Given passage:

The Guastavino tile arch system is a version of Catalan vault introduced to the United States in 1885 by Spanish architect and builder Rafael Guastavino (1842–1908). It was patented in the United States by Guastavino in 1892.

Description
Guastavino vaulting is a technique for constructing robust, self-supporting arches and architectural vaults using interlocking terracotta tiles and layers of mortar to form a thin skin, with the tiles following the curve of the roof as opposed to horizontally (corbelling), or perpendicular to the curve (as in Roman vaulting). This is known as timbrel vaulting, because of supposed likeness to the skin of a timbrel or tambourine. It is also called Catalan vaulting (though Guastavino did not use this term) and "compression-only thin-tile vaulting".

Guastavino tile is found in some of the most prominent Beaux-Arts structures in New York and Massachusetts, as well as in major buildings across the United States. In New York City, these include the Grand Central Oyster Bar & Restaurant and the remnants of the Della Robbia Bar at the former Vanderbilt Hotel at 4 Park Avenue. It is also found in some non-Beaux-Arts structures such as the crossing of the Cathedral of St. John the Divine.

Construction
The Guastavino terracotta tiles are standardized, less than an inch (25 mm) thick, and about  by  across. They are usually set in three herringbone-pattern courses with a sandwich of thin layers of Portland cement. Unlike heavier stone construction, these tile domes could be built without centering. Supporting formwork was still required for structural arches which established a framework for the ceiling. The large openings framed by the support arches were then filled in with thin Guastavino tiles fabricated into domed surfaces. Each ceiling tile was cantilevered out over the open space, relying only on the quick-drying cements developed by the company. Akoustolith, a special sound-absorbing tile, was one of several trade names used by Guastavino.

Significance

Guastavino tile has both structural and aesthetic significance.  

Structurally, the timbrel vault was based on traditional vernacular vaulting techniques already very familiar to Mediterranean architects, but not well known in America. Terracotta free-span timbrel vaults were far more economical and structurally resilient than the ancient Roman vaulting alternatives.  

Guastavino wrote extensively about his system of "Cohesive Construction".  As the name suggests, he believed that these timbrel vaults represented an innovation in structural engineering. The tile system provided solutions that were impossible with traditional masonry arches and vaults. Subsequent research has shown the timbrel vault is simply a masonry vault, much less thick than traditional arches, that produces less horizontal thrust due to its lighter weight. This permits flatter arch profiles, which would produce unacceptable horizontal thrust if constructed in thicker, heavier masonry.

Exhibitions
In 2012, a group of students under supervision of MIT professor John Ochsendorf built a full-scale reproduction of a small Guastavino vault.  The resulting structure was exhibited, as well as a time lapse video documenting the construction process.

Material shown:

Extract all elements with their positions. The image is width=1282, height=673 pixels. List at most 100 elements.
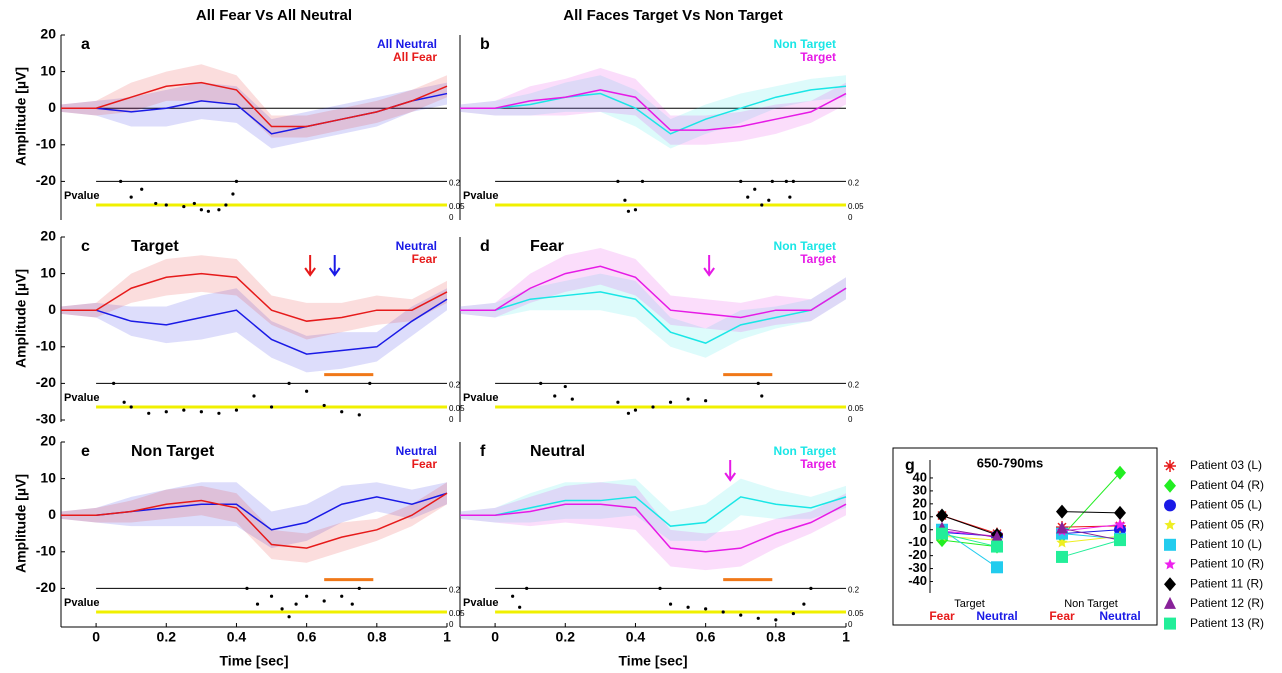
marker bbox=[991, 530, 1003, 543]
pvalue-point bbox=[269, 594, 274, 598]
panel-title: Non Target bbox=[131, 443, 215, 460]
x-tick-label: 0.6 bbox=[297, 629, 317, 645]
error-band bbox=[61, 255, 447, 340]
x-tick-label: 0.4 bbox=[626, 629, 646, 645]
series-line bbox=[460, 265, 847, 319]
legend-entry: Patient 11 (R) bbox=[1190, 576, 1263, 590]
series-line bbox=[61, 298, 448, 355]
marker bbox=[1056, 504, 1068, 519]
legend-entry: Patient 03 (L) bbox=[1190, 458, 1262, 472]
panel-letter: g bbox=[905, 457, 915, 474]
pvalue-tick-label: 0.2 bbox=[848, 381, 860, 390]
y-tick-label: 20 bbox=[40, 26, 56, 42]
pvalue-point bbox=[182, 204, 186, 209]
pvalue-point bbox=[623, 198, 627, 202]
category-label: Fear bbox=[1049, 609, 1075, 623]
pvalue-point bbox=[234, 408, 239, 412]
pvalue-point bbox=[340, 594, 344, 598]
pvalue-point bbox=[640, 179, 645, 183]
y-tick-label: -30 bbox=[908, 560, 927, 575]
pvalue-point bbox=[791, 179, 795, 183]
legend-marker bbox=[1164, 499, 1176, 512]
error-band bbox=[61, 482, 447, 563]
pvalue-point bbox=[199, 208, 203, 212]
legend-entry: Non Target bbox=[774, 239, 836, 253]
arrow bbox=[304, 255, 316, 277]
y-tick-label: -10 bbox=[908, 534, 927, 549]
pvalue-point bbox=[147, 411, 151, 415]
legend-entry: All Neutral bbox=[377, 37, 437, 51]
pvalue-tick-label: 0.2 bbox=[848, 586, 860, 595]
y-tick-label: -20 bbox=[908, 547, 927, 562]
series-line bbox=[460, 503, 847, 553]
pvalue-point bbox=[357, 586, 361, 591]
pvalue-point bbox=[305, 594, 309, 598]
pvalue-label: Pvalue bbox=[64, 392, 99, 404]
marker bbox=[1114, 505, 1126, 520]
arrow bbox=[328, 255, 341, 277]
pvalue-label: Pvalue bbox=[64, 597, 99, 609]
legend-entry: Non Target bbox=[774, 37, 836, 51]
series-line bbox=[460, 287, 847, 344]
error-band bbox=[61, 64, 447, 138]
x-tick-label: 1 bbox=[443, 629, 451, 645]
pvalue-point bbox=[164, 203, 168, 207]
pvalue-label: Pvalue bbox=[463, 392, 498, 404]
marker bbox=[1056, 521, 1068, 534]
pvalue-point bbox=[217, 208, 221, 212]
legend-marker bbox=[1164, 558, 1176, 570]
x-tick-label: 1 bbox=[842, 629, 850, 645]
error-band bbox=[460, 67, 846, 145]
pvalue-point bbox=[753, 187, 757, 191]
pvalue-point bbox=[686, 605, 690, 609]
pvalue-point bbox=[668, 602, 673, 606]
pvalue-point bbox=[563, 384, 567, 389]
pvalue-point bbox=[122, 400, 126, 404]
marker bbox=[936, 508, 948, 523]
y-axis-label: Amplitude [µV] bbox=[13, 474, 29, 573]
series-line bbox=[61, 81, 448, 128]
legend-entry: Patient 12 (R) bbox=[1190, 596, 1264, 610]
marker bbox=[1056, 536, 1068, 548]
y-tick-label: 10 bbox=[913, 508, 927, 523]
panel-letter: a bbox=[81, 36, 90, 53]
pvalue-point bbox=[255, 602, 260, 606]
pvalue-point bbox=[305, 389, 309, 393]
pvalue-point bbox=[784, 179, 788, 183]
y-tick-label: 10 bbox=[40, 469, 56, 485]
pvalue-point bbox=[770, 179, 774, 183]
pvalue-point bbox=[616, 400, 620, 404]
x-axis-label: Time [sec] bbox=[220, 653, 289, 669]
y-tick-label: -40 bbox=[908, 573, 927, 588]
pvalue-point bbox=[788, 195, 792, 199]
pvalue-point bbox=[704, 399, 708, 403]
pvalue-point bbox=[112, 381, 116, 385]
panel-letter: b bbox=[480, 36, 490, 53]
error-band bbox=[61, 82, 447, 149]
group-label: Non Target bbox=[1064, 598, 1118, 610]
pvalue-point bbox=[553, 394, 557, 398]
pvalue-point bbox=[340, 410, 344, 414]
pvalue-point bbox=[809, 586, 813, 591]
legend-marker bbox=[1164, 538, 1176, 551]
legend-entry: Patient 13 (R) bbox=[1190, 616, 1264, 630]
marker bbox=[991, 561, 1003, 574]
y-tick-label: -10 bbox=[36, 543, 56, 559]
pvalue-point bbox=[119, 179, 123, 183]
pvalue-point bbox=[739, 613, 743, 617]
panel-frame bbox=[892, 447, 1158, 626]
marker bbox=[1114, 523, 1126, 536]
pvalue-tick-label: 0 bbox=[848, 213, 853, 222]
pvalue-point bbox=[633, 208, 638, 212]
pvalue-point bbox=[739, 179, 743, 183]
pvalue-point bbox=[760, 394, 764, 398]
pvalue-tick-label: 0.2 bbox=[449, 586, 461, 595]
error-band bbox=[460, 482, 846, 571]
pvalue-point bbox=[760, 203, 764, 207]
legend-entry: Fear bbox=[412, 457, 438, 471]
pvalue-point bbox=[626, 411, 631, 415]
pvalue-point bbox=[539, 381, 543, 385]
y-tick-label: -20 bbox=[36, 172, 56, 188]
series-line bbox=[941, 530, 998, 537]
pvalue-point bbox=[164, 410, 168, 414]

Exercises:
A. List every year that appears in the Guastavino tile passage.
B. From the Guastavino tile passage, return the text between "Guastavino wrote extensively" and "thicker, heavier masonry.", inclusive.
The records play no part in the tasks that come after them.

Outputs:
A. 1842, 1885, 1892, 1908, 2012

B.
Guastavino wrote extensively about his system of "Cohesive Construction".  As the name suggests, he believed that these timbrel vaults represented an innovation in structural engineering. The tile system provided solutions that were impossible with traditional masonry arches and vaults. Subsequent research has shown the timbrel vault is simply a masonry vault, much less thick than traditional arches, that produces less horizontal thrust due to its lighter weight. This permits flatter arch profiles, which would produce unacceptable horizontal thrust if constructed in thicker, heavier masonry.